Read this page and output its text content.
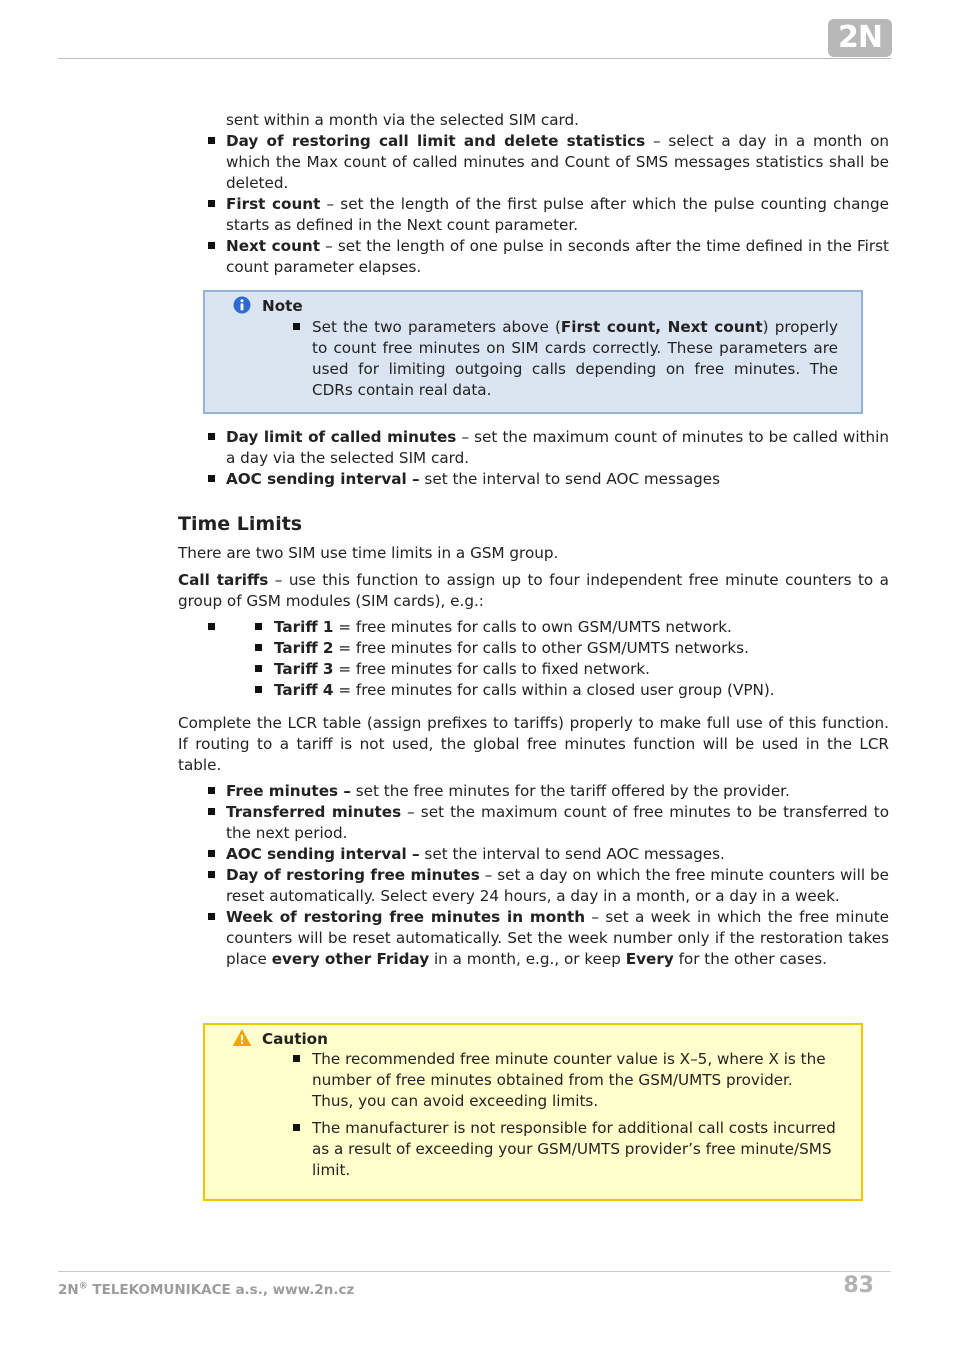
2N
sent within a month via the selected SIM card.
Day of restoring call limit and delete statistics – select a day in a month on which the Max count of called minutes and Count of SMS messages statistics shall be deleted.
First count – set the length of the first pulse after which the pulse counting change starts as defined in the Next count parameter.
Next count – set the length of one pulse in seconds after the time defined in the First count parameter elapses.
Note
Set the two parameters above (First count, Next count) properly to count free minutes on SIM cards correctly. These parameters are used for limiting outgoing calls depending on free minutes. The CDRs contain real data.
Day limit of called minutes – set the maximum count of minutes to be called within a day via the selected SIM card.
AOC sending interval – set the interval to send AOC messages
Time Limits

There are two SIM use time limits in a GSM group.

Call tariffs – use this function to assign up to four independent free minute counters to a group of GSM modules (SIM cards), e.g.:

Tariff 1 = free minutes for calls to own GSM/UMTS network.
Tariff 2 = free minutes for calls to other GSM/UMTS networks.
Tariff 3 = free minutes for calls to fixed network.
Tariff 4 = free minutes for calls within a closed user group (VPN).

Complete the LCR table (assign prefixes to tariffs) properly to make full use of this function. If routing to a tariff is not used, the global free minutes function will be used in the LCR table.

Free minutes – set the free minutes for the tariff offered by the provider.
Transferred minutes – set the maximum count of free minutes to be transferred to the next period.
AOC sending interval – set the interval to send AOC messages.
Day of restoring free minutes – set a day on which the free minute counters will be reset automatically. Select every 24 hours, a day in a month, or a day in a week.
Week of restoring free minutes in month – set a week in which the free minute counters will be reset automatically. Set the week number only if the restoration takes place every other Friday in a month, e.g., or keep Every for the other cases.
Caution
The recommended free minute counter value is X–5, where X is the number of free minutes obtained from the GSM/UMTS provider. Thus, you can avoid exceeding limits.
The manufacturer is not responsible for additional call costs incurred as a result of exceeding your GSM/UMTS provider’s free minute/SMS limit.
2N® TELEKOMUNIKACE a.s., www.2n.cz	83
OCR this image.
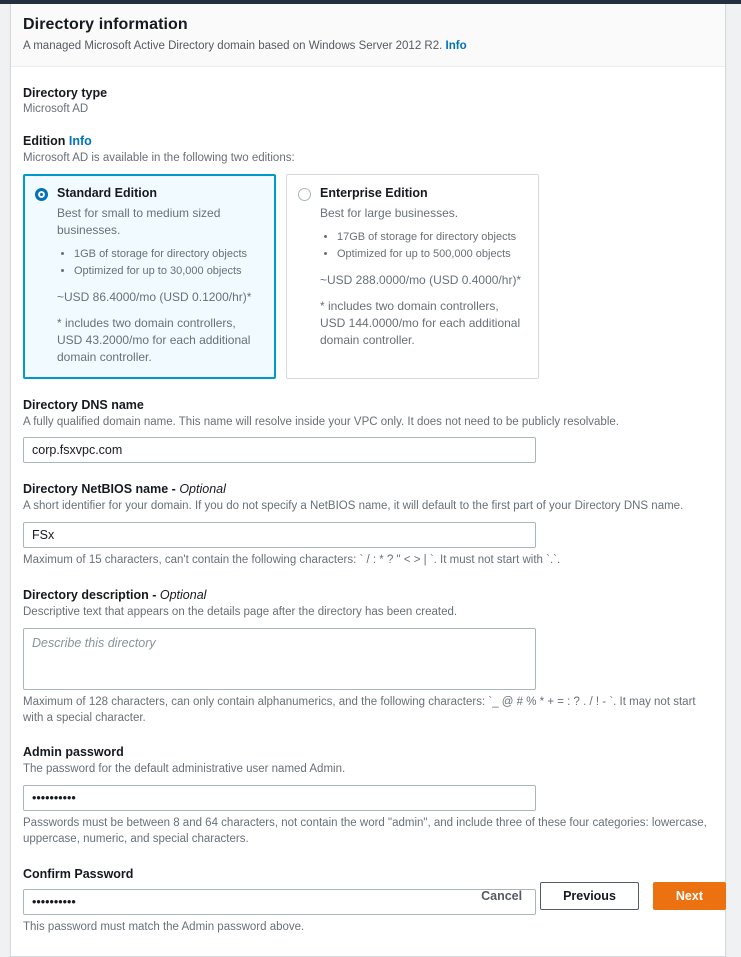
Directory information

A managed Microsoft Active Directory domain based on Windows Server 2012 R2. Info

Directory type
Microsoft AD
Edition Info
Microsoft AD is available in the following two editions:
Standard Edition

Best for small to medium sized businesses.

• 1GB of storage for directory objects
• Optimized for up to 30,000 objects

~USD 86.4000/mo (USD 0.1200/hr)*

* includes two domain controllers, USD 43.2000/mo for each additional domain controller.

Enterprise Edition

Best for large businesses.

• 17GB of storage for directory objects
• Optimized for up to 500,000 objects

~USD 288.0000/mo (USD 0.4000/hr)*

* includes two domain controllers, USD 144.0000/mo for each additional domain controller.

Directory DNS name
A fully qualified domain name. This name will resolve inside your VPC only. It does not need to be publicly resolvable.
corp.fsxvpc.com
Directory NetBIOS name - Optional
A short identifier for your domain. If you do not specify a NetBIOS name, it will default to the first part of your Directory DNS name.
FSx
Maximum of 15 characters, can't contain the following characters: ` / : * ? " < > | `. It must not start with `.`.
Directory description - Optional
Descriptive text that appears on the details page after the directory has been created.
Describe this directory
Maximum of 128 characters, can only contain alphanumerics, and the following characters: `_ @ # % * + = : ? . / ! - `. It may not start with a special character.
Admin password
The password for the default administrative user named Admin.
••••••••••
Passwords must be between 8 and 64 characters, not contain the word "admin", and include three of these four categories: lowercase, uppercase, numeric, and special characters.
Confirm Password
••••••••••
This password must match the Admin password above.
Cancel	Previous	Next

* [Problem description]:
Check each line of the records for the word "month", and show the lines that contain it.

* [Exercise output]:
sent within a month via the selected SIM card.
Day of restoring call limit and delete statistics – select a day in a month on which the Max count of called minutes and Count of SMS messages statistics shall be deleted.
Day of restoring free minutes – set a day on which the free minute counters will be reset automatically. Select every 24 hours, a day in a month, or a day in a week.
Week of restoring free minutes in month – set a week in which the free minute counters will be reset automatically. Set the week number only if the restoration takes place every other Friday in a month, e.g., or keep Every for the other cases.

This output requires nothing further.